>> START DATA FOR THIS TASK

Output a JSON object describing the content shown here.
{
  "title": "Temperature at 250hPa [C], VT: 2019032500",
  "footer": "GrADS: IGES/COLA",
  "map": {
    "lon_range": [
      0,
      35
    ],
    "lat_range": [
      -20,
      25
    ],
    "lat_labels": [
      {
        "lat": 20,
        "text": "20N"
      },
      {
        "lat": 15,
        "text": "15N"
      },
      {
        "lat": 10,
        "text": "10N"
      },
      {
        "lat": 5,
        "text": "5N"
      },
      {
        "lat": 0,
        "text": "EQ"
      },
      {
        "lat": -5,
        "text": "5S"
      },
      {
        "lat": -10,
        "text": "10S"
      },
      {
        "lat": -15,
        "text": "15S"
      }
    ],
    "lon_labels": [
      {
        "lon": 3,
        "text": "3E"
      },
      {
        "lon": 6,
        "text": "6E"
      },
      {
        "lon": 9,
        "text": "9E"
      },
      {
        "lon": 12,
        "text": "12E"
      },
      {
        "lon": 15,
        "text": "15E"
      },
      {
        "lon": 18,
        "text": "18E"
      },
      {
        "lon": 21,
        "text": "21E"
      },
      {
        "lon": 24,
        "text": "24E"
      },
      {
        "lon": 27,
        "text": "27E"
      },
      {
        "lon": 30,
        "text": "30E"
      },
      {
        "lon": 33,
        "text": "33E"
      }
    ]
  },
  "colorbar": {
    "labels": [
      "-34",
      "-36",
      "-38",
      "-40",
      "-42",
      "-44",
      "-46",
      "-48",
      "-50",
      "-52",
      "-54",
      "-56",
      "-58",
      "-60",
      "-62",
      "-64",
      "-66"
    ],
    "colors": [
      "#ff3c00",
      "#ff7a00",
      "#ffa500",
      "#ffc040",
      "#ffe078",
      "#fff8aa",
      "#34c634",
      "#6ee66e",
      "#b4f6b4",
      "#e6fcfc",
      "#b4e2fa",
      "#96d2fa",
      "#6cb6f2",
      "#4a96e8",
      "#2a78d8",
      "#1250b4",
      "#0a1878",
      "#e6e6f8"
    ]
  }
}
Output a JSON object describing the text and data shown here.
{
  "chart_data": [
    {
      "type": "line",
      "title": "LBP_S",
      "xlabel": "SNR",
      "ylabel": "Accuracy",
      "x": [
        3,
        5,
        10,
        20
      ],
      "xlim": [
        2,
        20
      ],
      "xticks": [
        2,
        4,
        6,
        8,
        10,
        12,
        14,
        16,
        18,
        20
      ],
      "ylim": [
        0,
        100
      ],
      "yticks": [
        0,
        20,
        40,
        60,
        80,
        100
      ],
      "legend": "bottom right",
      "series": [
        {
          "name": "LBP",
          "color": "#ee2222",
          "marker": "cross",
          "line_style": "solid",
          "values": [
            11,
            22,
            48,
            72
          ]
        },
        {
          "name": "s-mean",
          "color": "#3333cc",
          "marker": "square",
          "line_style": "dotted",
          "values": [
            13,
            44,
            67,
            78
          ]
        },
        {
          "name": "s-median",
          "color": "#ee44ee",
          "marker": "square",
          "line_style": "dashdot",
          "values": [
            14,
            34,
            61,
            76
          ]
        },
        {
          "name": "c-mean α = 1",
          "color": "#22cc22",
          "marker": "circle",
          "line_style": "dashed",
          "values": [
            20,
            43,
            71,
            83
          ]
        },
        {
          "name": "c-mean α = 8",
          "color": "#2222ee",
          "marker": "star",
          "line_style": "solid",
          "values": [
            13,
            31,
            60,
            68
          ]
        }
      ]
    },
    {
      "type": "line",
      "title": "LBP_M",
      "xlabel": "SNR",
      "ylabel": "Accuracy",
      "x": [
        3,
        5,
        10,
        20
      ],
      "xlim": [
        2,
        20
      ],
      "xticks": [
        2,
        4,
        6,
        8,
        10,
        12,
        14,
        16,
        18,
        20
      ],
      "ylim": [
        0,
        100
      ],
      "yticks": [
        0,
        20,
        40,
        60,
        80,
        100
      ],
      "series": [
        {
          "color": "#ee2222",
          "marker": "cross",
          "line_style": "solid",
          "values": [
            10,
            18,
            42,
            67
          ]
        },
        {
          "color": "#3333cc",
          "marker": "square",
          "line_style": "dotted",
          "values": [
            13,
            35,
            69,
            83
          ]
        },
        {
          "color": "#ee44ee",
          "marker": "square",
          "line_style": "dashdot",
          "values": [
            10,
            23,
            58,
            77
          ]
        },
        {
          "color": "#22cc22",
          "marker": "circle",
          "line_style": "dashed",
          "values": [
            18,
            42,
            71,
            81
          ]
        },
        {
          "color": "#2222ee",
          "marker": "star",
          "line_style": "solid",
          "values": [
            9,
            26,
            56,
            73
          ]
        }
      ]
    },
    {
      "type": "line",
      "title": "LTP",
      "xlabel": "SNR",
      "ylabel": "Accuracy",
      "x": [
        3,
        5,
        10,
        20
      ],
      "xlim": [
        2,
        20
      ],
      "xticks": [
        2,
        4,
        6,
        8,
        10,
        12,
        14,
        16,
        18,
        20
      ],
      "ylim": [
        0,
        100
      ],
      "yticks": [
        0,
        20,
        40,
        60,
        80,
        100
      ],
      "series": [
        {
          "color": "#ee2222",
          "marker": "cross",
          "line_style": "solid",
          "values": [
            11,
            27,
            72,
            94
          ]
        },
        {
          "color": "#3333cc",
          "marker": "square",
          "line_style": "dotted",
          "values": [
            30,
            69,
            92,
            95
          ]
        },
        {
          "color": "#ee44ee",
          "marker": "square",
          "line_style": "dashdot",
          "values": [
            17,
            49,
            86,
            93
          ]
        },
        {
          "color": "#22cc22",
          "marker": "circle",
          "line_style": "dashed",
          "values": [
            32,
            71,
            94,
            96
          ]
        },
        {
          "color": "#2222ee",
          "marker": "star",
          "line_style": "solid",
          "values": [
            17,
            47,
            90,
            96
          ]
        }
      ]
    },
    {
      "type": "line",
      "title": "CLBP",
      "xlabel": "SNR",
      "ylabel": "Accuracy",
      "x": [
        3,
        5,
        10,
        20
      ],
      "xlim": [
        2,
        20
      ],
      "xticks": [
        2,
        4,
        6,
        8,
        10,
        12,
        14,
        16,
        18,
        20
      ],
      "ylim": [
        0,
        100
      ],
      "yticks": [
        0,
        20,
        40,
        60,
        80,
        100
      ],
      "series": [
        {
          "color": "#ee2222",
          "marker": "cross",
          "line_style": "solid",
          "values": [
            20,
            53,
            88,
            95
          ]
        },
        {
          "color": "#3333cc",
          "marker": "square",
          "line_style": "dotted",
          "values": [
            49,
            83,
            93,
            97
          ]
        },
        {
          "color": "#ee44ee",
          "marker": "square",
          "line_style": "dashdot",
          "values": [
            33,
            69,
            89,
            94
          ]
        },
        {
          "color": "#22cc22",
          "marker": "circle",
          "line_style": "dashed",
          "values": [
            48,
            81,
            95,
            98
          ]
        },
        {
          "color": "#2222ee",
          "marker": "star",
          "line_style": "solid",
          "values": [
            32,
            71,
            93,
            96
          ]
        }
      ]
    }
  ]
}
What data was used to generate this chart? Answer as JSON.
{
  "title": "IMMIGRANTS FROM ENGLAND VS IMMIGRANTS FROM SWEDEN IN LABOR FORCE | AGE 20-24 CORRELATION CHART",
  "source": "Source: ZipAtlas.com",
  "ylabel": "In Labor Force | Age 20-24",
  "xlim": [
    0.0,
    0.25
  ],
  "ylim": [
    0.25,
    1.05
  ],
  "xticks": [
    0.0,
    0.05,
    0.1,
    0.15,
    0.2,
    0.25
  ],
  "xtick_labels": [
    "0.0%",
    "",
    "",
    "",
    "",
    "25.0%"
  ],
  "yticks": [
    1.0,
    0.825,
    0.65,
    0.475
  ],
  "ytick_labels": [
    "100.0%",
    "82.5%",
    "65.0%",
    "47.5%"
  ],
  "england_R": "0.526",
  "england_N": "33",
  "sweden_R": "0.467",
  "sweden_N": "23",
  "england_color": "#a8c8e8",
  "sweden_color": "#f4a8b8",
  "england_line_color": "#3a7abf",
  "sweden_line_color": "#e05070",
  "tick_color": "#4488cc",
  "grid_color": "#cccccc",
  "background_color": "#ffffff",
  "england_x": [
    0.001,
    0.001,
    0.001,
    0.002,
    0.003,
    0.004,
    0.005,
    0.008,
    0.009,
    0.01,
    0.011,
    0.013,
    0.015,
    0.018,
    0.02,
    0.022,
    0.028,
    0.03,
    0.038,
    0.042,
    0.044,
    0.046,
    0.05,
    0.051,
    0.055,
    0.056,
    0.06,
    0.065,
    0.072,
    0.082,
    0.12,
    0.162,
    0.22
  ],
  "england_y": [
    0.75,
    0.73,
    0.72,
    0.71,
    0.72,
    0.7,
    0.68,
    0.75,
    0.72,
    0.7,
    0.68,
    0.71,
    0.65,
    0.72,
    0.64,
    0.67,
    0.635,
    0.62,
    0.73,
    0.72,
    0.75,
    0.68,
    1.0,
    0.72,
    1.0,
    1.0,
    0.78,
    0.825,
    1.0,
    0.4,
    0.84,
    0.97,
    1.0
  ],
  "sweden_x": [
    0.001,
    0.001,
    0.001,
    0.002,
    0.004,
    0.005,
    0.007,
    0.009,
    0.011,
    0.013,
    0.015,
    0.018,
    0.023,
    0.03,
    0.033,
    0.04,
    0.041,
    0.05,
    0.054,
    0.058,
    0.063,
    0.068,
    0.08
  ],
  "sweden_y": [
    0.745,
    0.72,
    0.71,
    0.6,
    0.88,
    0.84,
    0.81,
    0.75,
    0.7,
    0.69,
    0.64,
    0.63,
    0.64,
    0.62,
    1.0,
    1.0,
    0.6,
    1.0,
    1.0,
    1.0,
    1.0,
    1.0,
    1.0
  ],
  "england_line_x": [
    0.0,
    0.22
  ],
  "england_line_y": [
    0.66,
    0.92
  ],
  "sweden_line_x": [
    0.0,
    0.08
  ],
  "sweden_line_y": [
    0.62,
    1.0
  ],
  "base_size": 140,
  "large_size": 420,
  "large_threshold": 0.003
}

>> END DATA FOR THIS TASK

> _WRITTEN EXERCISE_
Pick out, from the lines above, every one that contains the string "here".

> _ANSWER TO THIS EXERCISE_
Output a JSON object describing the content shown here.
Output a JSON object describing the text and data shown here.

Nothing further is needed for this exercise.